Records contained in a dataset
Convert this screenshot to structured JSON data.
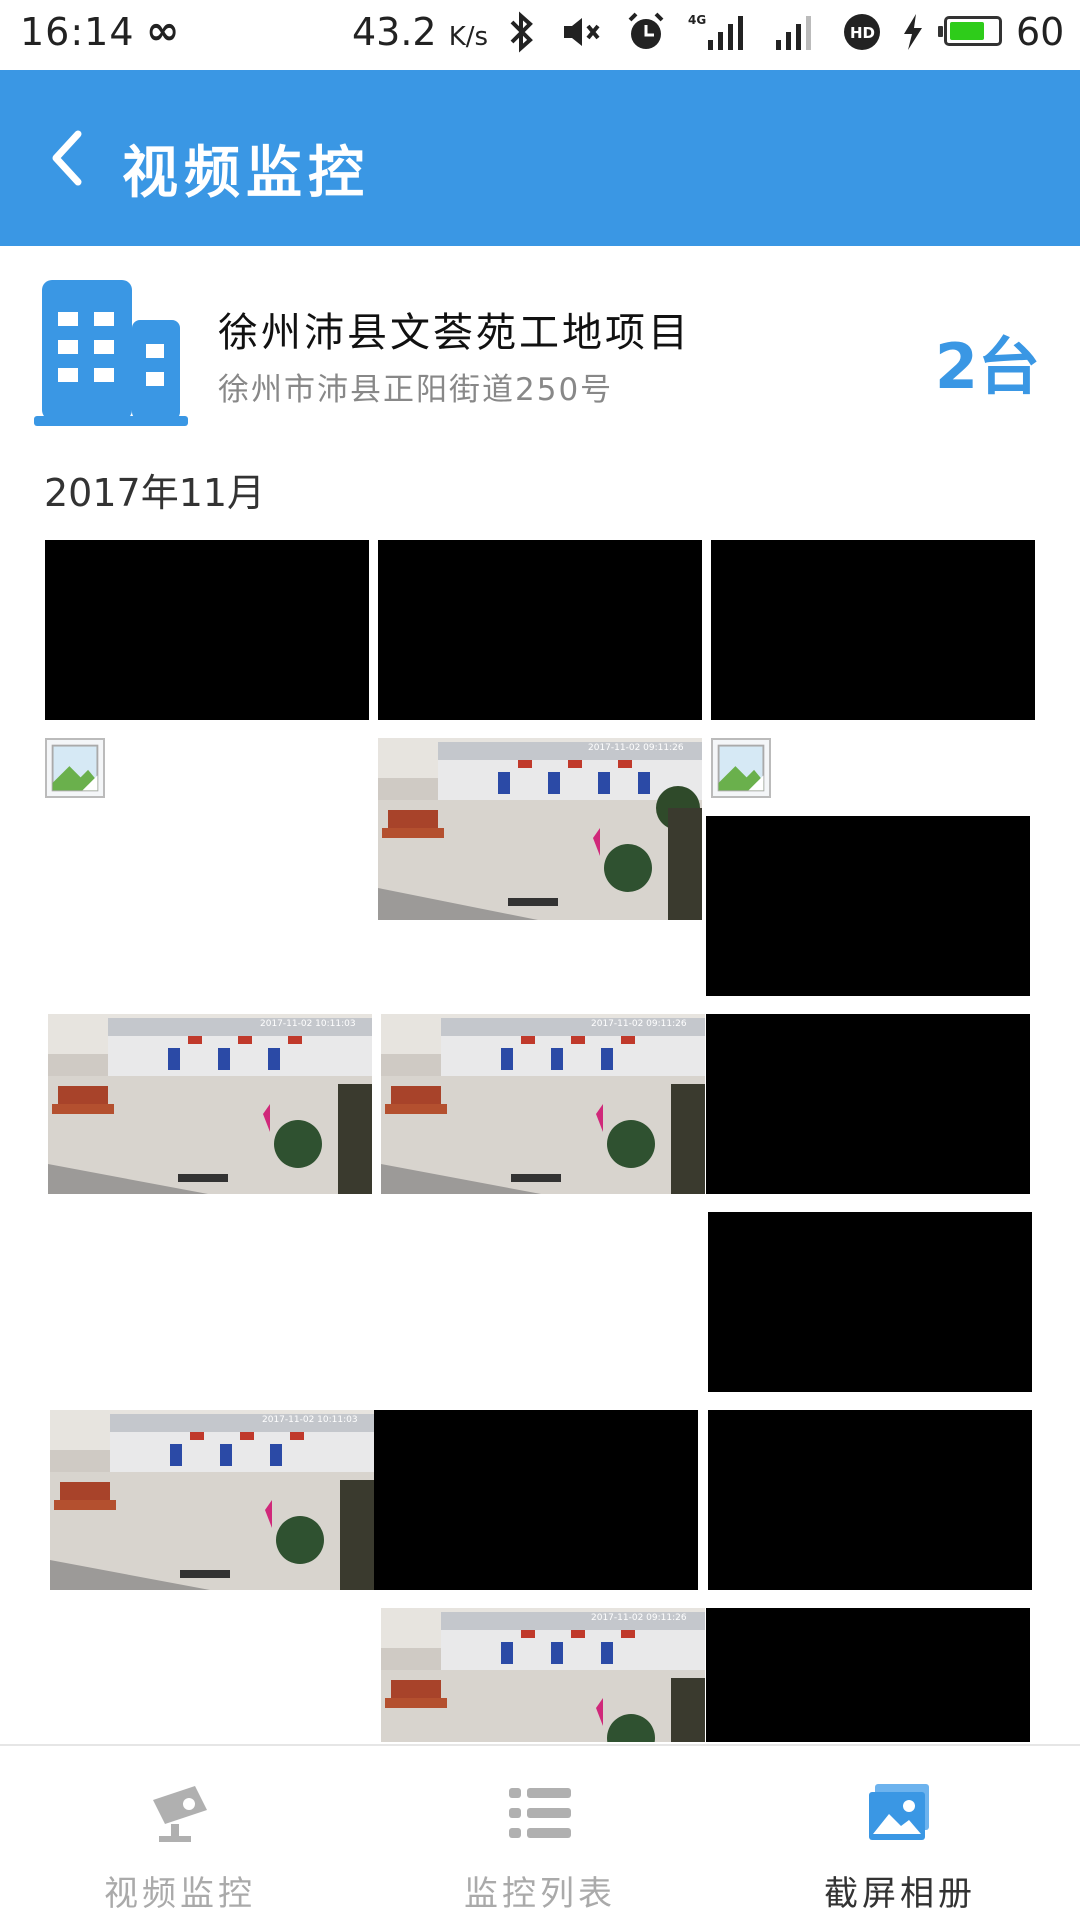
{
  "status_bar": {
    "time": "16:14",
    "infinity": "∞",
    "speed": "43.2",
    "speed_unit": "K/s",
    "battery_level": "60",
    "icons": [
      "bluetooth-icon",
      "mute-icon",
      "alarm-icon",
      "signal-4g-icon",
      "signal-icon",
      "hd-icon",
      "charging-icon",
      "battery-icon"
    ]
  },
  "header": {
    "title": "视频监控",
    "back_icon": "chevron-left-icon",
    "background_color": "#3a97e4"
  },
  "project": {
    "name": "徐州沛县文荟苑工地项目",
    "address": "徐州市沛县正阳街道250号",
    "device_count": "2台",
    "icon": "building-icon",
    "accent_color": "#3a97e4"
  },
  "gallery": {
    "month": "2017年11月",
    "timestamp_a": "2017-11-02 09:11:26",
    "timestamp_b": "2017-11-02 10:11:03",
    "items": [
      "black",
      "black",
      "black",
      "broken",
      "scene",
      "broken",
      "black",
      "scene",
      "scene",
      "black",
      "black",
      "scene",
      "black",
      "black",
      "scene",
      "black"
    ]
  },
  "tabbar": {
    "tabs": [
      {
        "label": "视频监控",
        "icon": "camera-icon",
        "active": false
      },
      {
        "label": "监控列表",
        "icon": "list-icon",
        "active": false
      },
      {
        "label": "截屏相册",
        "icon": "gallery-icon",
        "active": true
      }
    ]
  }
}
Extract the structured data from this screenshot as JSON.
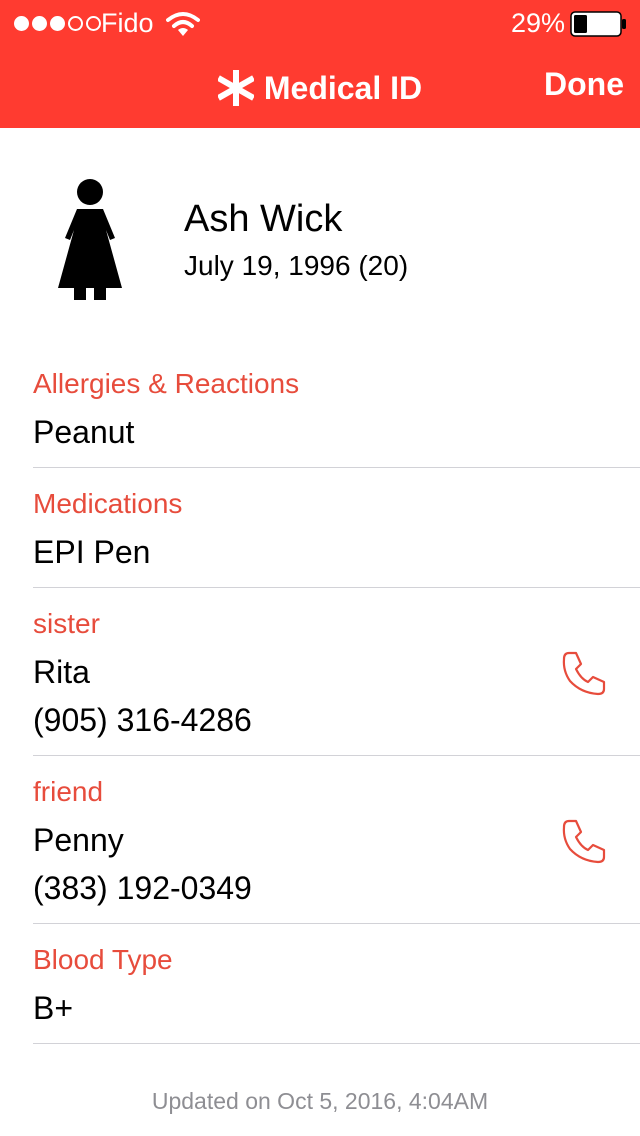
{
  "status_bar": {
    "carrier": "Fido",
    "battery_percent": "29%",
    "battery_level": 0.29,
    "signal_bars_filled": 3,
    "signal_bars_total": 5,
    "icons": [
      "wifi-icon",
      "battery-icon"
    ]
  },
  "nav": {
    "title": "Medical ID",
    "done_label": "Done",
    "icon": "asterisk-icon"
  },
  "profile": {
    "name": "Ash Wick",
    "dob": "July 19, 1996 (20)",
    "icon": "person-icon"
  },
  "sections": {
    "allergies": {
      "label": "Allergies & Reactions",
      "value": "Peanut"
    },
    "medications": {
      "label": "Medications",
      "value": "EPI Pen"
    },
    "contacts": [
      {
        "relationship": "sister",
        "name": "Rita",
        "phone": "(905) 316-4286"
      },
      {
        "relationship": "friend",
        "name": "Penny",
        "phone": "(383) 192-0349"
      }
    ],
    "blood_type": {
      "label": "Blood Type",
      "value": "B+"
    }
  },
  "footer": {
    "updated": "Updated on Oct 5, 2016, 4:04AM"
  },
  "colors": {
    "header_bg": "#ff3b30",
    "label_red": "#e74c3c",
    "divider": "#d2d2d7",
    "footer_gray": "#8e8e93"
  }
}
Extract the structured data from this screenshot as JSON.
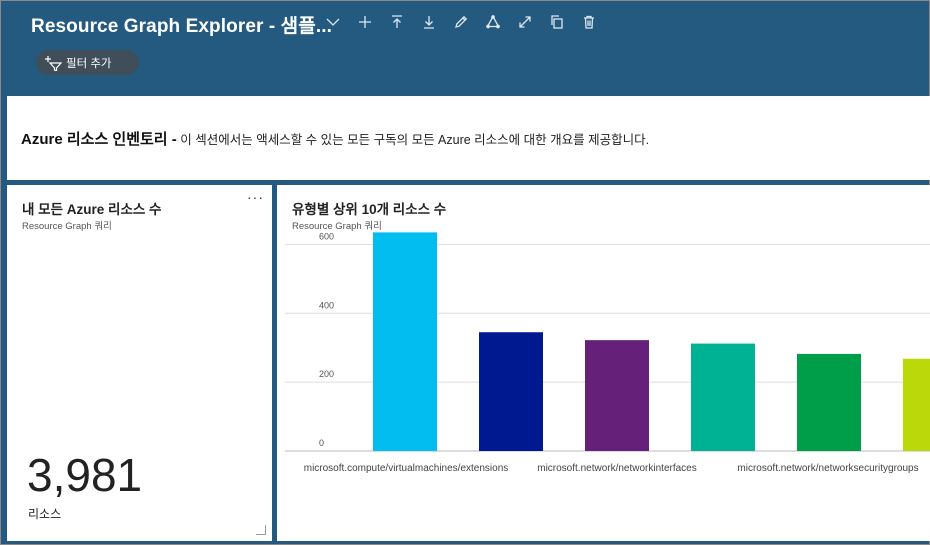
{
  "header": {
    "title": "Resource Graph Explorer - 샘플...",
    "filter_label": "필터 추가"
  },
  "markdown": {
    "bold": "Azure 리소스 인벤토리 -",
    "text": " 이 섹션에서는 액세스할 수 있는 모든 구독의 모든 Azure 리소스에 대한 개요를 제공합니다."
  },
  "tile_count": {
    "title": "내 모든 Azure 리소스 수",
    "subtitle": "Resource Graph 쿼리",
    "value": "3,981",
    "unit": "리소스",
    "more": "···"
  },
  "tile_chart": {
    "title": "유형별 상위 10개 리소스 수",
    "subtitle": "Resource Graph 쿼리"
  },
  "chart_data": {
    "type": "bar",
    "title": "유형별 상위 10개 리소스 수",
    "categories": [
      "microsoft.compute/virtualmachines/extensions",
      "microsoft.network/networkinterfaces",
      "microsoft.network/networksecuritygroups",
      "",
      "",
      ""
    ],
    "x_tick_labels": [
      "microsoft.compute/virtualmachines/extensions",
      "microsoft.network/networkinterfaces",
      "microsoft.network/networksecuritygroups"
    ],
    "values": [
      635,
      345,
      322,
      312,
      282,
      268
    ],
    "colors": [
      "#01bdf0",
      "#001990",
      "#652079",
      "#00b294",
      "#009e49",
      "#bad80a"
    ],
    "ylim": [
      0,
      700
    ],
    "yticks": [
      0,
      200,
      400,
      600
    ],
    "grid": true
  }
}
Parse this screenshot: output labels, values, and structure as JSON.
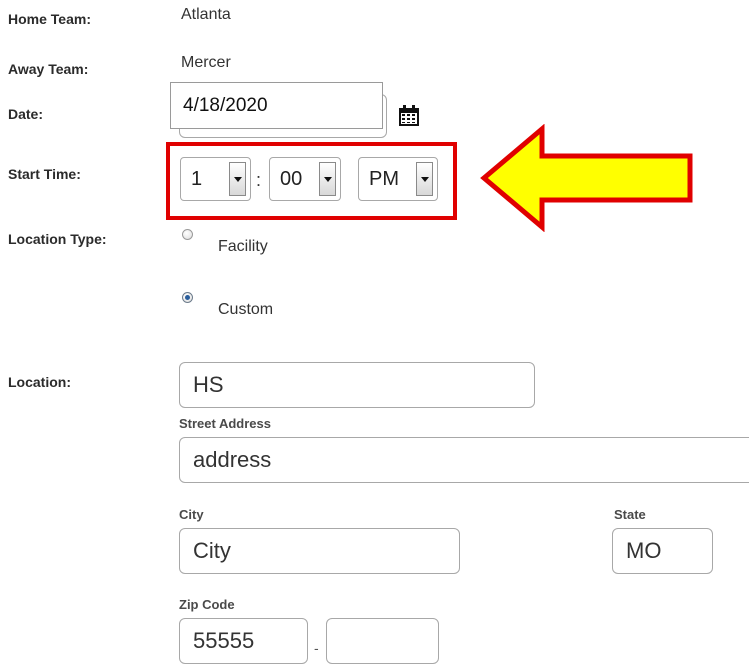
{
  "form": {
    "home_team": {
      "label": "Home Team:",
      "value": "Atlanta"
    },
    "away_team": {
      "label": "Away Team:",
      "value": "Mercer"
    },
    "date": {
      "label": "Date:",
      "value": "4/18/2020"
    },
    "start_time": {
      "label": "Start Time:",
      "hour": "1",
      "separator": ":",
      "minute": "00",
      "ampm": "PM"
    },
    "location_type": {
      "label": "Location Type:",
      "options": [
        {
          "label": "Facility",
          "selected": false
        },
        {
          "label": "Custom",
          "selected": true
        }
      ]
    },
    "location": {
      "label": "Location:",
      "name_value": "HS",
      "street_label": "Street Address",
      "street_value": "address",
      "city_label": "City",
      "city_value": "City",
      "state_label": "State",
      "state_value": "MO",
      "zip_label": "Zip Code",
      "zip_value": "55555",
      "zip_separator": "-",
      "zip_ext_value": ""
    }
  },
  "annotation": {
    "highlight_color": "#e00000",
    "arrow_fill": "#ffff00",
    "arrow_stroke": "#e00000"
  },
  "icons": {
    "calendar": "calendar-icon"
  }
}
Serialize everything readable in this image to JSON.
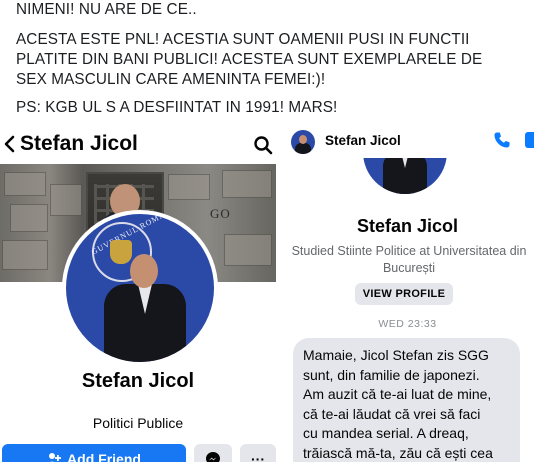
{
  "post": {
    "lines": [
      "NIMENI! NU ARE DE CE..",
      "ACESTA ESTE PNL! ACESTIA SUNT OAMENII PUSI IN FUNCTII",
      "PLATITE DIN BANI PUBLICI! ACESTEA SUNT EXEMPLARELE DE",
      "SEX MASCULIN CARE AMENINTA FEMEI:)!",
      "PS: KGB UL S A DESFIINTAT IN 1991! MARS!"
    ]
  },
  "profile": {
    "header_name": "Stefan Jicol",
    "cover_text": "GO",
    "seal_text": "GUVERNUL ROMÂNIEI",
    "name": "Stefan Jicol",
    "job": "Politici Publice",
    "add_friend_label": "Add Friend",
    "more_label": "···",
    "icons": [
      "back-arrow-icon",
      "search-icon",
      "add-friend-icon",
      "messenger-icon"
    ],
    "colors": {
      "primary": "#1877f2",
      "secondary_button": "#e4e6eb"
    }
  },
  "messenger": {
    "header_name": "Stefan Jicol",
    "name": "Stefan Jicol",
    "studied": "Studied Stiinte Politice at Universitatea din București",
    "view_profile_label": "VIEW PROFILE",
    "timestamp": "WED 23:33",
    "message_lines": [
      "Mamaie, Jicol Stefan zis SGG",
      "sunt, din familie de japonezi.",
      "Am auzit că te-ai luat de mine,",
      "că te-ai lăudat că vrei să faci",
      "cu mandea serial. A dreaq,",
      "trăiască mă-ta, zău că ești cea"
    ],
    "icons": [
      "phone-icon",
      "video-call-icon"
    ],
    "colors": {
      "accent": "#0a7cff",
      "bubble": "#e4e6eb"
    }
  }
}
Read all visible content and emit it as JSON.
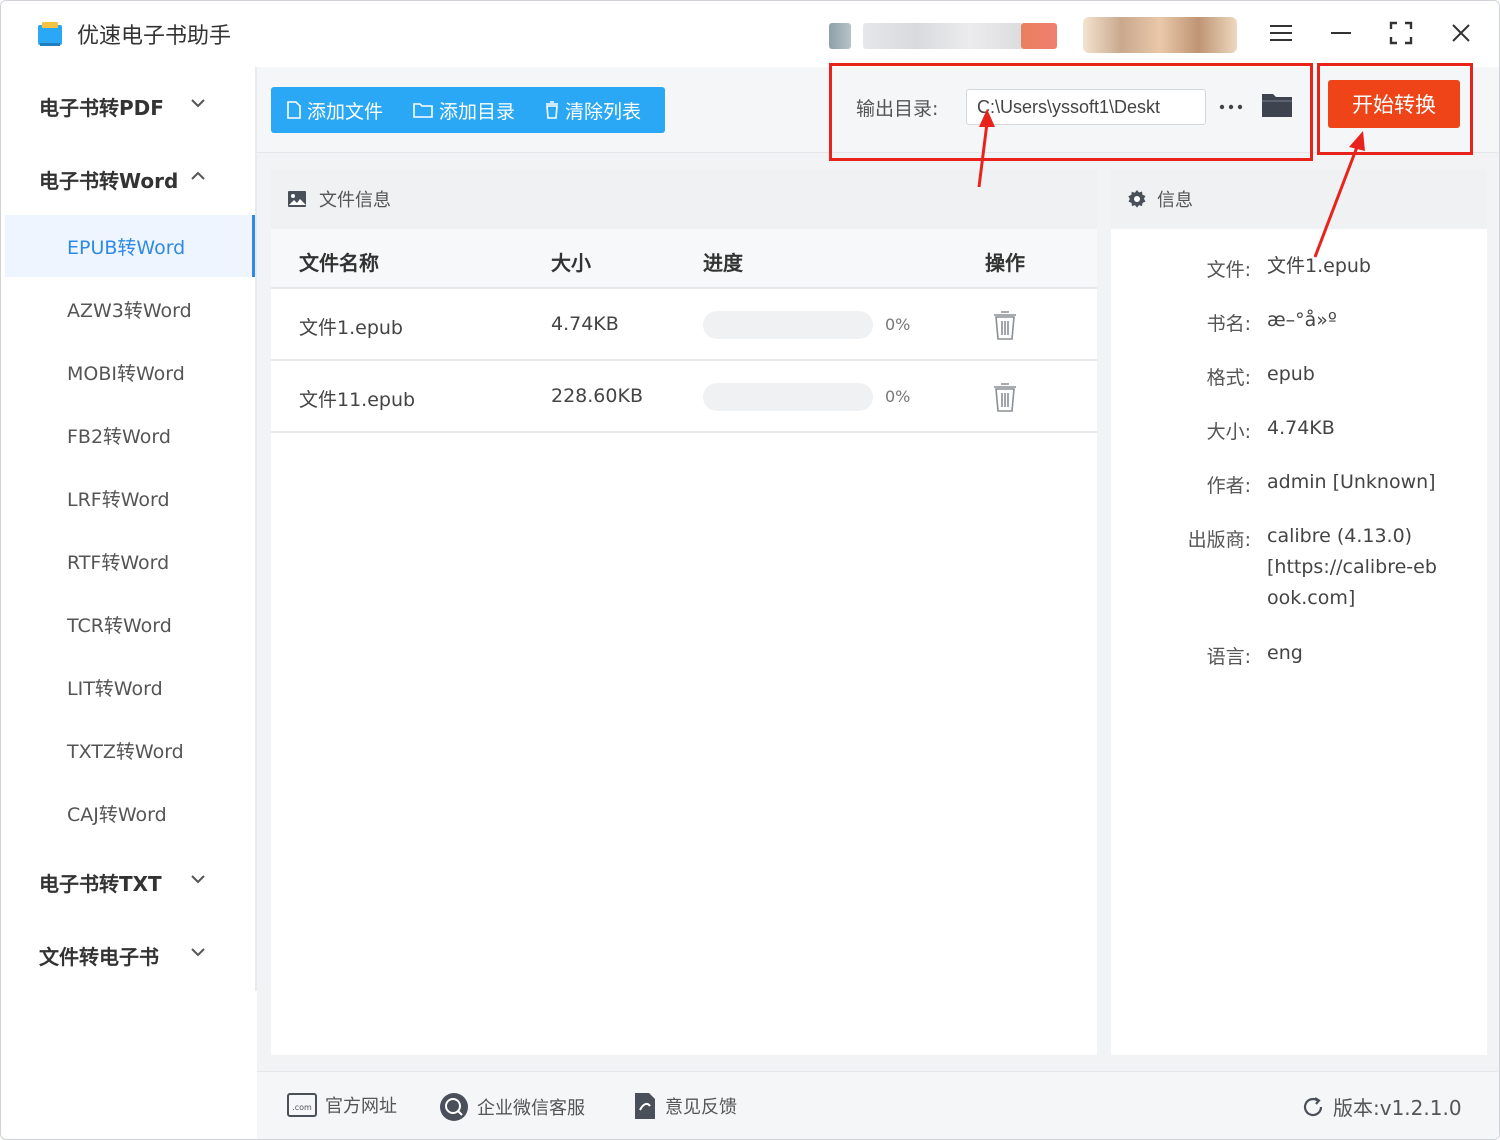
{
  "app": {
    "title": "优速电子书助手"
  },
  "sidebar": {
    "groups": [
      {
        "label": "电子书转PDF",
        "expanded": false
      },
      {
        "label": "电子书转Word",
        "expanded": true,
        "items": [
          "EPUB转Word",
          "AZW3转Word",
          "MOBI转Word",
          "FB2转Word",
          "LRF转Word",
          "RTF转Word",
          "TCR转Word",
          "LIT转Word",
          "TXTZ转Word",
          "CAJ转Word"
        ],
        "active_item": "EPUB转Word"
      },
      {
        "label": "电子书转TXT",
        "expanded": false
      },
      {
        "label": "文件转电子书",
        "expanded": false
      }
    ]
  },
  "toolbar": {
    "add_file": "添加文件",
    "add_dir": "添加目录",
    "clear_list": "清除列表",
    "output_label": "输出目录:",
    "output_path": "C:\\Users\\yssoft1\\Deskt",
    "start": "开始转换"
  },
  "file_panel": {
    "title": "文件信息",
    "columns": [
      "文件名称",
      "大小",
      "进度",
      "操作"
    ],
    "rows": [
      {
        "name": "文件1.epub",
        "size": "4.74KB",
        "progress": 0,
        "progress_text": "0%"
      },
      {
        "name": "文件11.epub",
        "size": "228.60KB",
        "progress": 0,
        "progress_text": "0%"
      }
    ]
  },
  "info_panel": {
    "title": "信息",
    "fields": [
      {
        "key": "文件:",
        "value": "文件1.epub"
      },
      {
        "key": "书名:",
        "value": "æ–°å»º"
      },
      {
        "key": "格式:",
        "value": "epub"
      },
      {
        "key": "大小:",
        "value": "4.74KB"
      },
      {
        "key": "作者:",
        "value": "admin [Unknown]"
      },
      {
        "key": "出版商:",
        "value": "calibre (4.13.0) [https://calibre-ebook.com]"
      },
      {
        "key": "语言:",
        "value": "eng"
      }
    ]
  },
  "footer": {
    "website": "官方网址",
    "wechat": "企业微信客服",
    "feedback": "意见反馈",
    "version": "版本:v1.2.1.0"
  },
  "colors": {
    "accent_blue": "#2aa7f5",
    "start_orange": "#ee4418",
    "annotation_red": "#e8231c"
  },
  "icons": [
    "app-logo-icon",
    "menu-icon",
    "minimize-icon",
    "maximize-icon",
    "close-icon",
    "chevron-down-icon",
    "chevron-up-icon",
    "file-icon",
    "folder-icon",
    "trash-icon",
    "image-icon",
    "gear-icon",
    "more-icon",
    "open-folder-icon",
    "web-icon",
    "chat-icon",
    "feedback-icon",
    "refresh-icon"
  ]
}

Task statement: List the lines that contain the word "networksecuritygroups".

Task solution:
      "microsoft.network/networksecuritygroups",
      "microsoft.network/networksecuritygroups"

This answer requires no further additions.